# GIVEN INSTRUCTION:
Make an exact copy of the lines below.

:: STORED DATA ::

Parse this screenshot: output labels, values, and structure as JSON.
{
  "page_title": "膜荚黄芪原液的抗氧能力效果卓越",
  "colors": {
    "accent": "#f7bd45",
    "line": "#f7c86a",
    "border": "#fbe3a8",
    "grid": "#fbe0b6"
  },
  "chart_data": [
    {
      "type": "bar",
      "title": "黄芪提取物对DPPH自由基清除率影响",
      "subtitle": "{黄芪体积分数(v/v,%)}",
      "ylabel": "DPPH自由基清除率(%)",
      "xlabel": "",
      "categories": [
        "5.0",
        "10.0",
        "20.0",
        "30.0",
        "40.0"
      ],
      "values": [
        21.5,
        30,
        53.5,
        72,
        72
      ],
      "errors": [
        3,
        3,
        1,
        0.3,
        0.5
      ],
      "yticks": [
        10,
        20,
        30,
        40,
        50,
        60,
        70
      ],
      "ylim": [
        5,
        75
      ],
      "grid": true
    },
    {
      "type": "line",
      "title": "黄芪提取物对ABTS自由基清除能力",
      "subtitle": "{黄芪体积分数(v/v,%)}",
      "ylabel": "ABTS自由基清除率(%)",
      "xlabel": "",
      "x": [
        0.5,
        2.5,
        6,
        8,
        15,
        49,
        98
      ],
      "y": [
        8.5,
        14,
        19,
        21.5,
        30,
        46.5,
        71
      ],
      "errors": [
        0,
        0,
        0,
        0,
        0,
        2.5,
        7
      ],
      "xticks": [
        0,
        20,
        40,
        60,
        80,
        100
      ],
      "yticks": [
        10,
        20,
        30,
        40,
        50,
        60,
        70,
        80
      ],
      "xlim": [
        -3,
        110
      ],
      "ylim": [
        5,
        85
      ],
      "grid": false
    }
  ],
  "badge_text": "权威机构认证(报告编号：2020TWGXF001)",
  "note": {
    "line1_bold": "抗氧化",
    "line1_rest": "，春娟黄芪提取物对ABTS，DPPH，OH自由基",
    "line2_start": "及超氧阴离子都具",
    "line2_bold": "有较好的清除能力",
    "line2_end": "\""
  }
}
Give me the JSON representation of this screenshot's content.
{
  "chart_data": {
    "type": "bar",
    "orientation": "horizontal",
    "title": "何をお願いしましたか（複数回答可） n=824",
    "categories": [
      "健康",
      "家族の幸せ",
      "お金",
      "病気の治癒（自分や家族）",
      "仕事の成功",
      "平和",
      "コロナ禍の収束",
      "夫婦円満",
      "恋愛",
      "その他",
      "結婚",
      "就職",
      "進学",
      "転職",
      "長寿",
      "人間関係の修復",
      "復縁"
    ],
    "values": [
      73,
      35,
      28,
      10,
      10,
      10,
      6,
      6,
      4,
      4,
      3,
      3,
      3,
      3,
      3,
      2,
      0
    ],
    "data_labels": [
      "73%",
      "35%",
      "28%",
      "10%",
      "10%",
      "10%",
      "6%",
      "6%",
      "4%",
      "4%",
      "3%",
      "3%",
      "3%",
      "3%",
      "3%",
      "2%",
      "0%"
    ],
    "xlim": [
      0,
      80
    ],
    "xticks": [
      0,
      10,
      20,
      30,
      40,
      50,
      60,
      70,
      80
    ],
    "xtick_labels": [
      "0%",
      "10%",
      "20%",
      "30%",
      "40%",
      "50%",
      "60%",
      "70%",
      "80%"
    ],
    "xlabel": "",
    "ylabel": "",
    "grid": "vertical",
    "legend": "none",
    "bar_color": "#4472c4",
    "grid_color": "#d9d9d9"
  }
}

:::

# ANSWER TO THE PROBLEM:
Parse this screenshot: output labels, values, and structure as JSON.
{
  "page_title": "膜荚黄芪原液的抗氧能力效果卓越",
  "colors": {
    "accent": "#f7bd45",
    "line": "#f7c86a",
    "border": "#fbe3a8",
    "grid": "#fbe0b6"
  },
  "chart_data": [
    {
      "type": "bar",
      "title": "黄芪提取物对DPPH自由基清除率影响",
      "subtitle": "{黄芪体积分数(v/v,%)}",
      "ylabel": "DPPH自由基清除率(%)",
      "xlabel": "",
      "categories": [
        "5.0",
        "10.0",
        "20.0",
        "30.0",
        "40.0"
      ],
      "values": [
        21.5,
        30,
        53.5,
        72,
        72
      ],
      "errors": [
        3,
        3,
        1,
        0.3,
        0.5
      ],
      "yticks": [
        10,
        20,
        30,
        40,
        50,
        60,
        70
      ],
      "ylim": [
        5,
        75
      ],
      "grid": true
    },
    {
      "type": "line",
      "title": "黄芪提取物对ABTS自由基清除能力",
      "subtitle": "{黄芪体积分数(v/v,%)}",
      "ylabel": "ABTS自由基清除率(%)",
      "xlabel": "",
      "x": [
        0.5,
        2.5,
        6,
        8,
        15,
        49,
        98
      ],
      "y": [
        8.5,
        14,
        19,
        21.5,
        30,
        46.5,
        71
      ],
      "errors": [
        0,
        0,
        0,
        0,
        0,
        2.5,
        7
      ],
      "xticks": [
        0,
        20,
        40,
        60,
        80,
        100
      ],
      "yticks": [
        10,
        20,
        30,
        40,
        50,
        60,
        70,
        80
      ],
      "xlim": [
        -3,
        110
      ],
      "ylim": [
        5,
        85
      ],
      "grid": false
    }
  ],
  "badge_text": "权威机构认证(报告编号：2020TWGXF001)",
  "note": {
    "line1_bold": "抗氧化",
    "line1_rest": "，春娟黄芪提取物对ABTS，DPPH，OH自由基",
    "line2_start": "及超氧阴离子都具",
    "line2_bold": "有较好的清除能力",
    "line2_end": "\""
  }
}
Give me the JSON representation of this screenshot's content.
{
  "chart_data": {
    "type": "bar",
    "orientation": "horizontal",
    "title": "何をお願いしましたか（複数回答可） n=824",
    "categories": [
      "健康",
      "家族の幸せ",
      "お金",
      "病気の治癒（自分や家族）",
      "仕事の成功",
      "平和",
      "コロナ禍の収束",
      "夫婦円満",
      "恋愛",
      "その他",
      "結婚",
      "就職",
      "進学",
      "転職",
      "長寿",
      "人間関係の修復",
      "復縁"
    ],
    "values": [
      73,
      35,
      28,
      10,
      10,
      10,
      6,
      6,
      4,
      4,
      3,
      3,
      3,
      3,
      3,
      2,
      0
    ],
    "data_labels": [
      "73%",
      "35%",
      "28%",
      "10%",
      "10%",
      "10%",
      "6%",
      "6%",
      "4%",
      "4%",
      "3%",
      "3%",
      "3%",
      "3%",
      "3%",
      "2%",
      "0%"
    ],
    "xlim": [
      0,
      80
    ],
    "xticks": [
      0,
      10,
      20,
      30,
      40,
      50,
      60,
      70,
      80
    ],
    "xtick_labels": [
      "0%",
      "10%",
      "20%",
      "30%",
      "40%",
      "50%",
      "60%",
      "70%",
      "80%"
    ],
    "xlabel": "",
    "ylabel": "",
    "grid": "vertical",
    "legend": "none",
    "bar_color": "#4472c4",
    "grid_color": "#d9d9d9"
  }
}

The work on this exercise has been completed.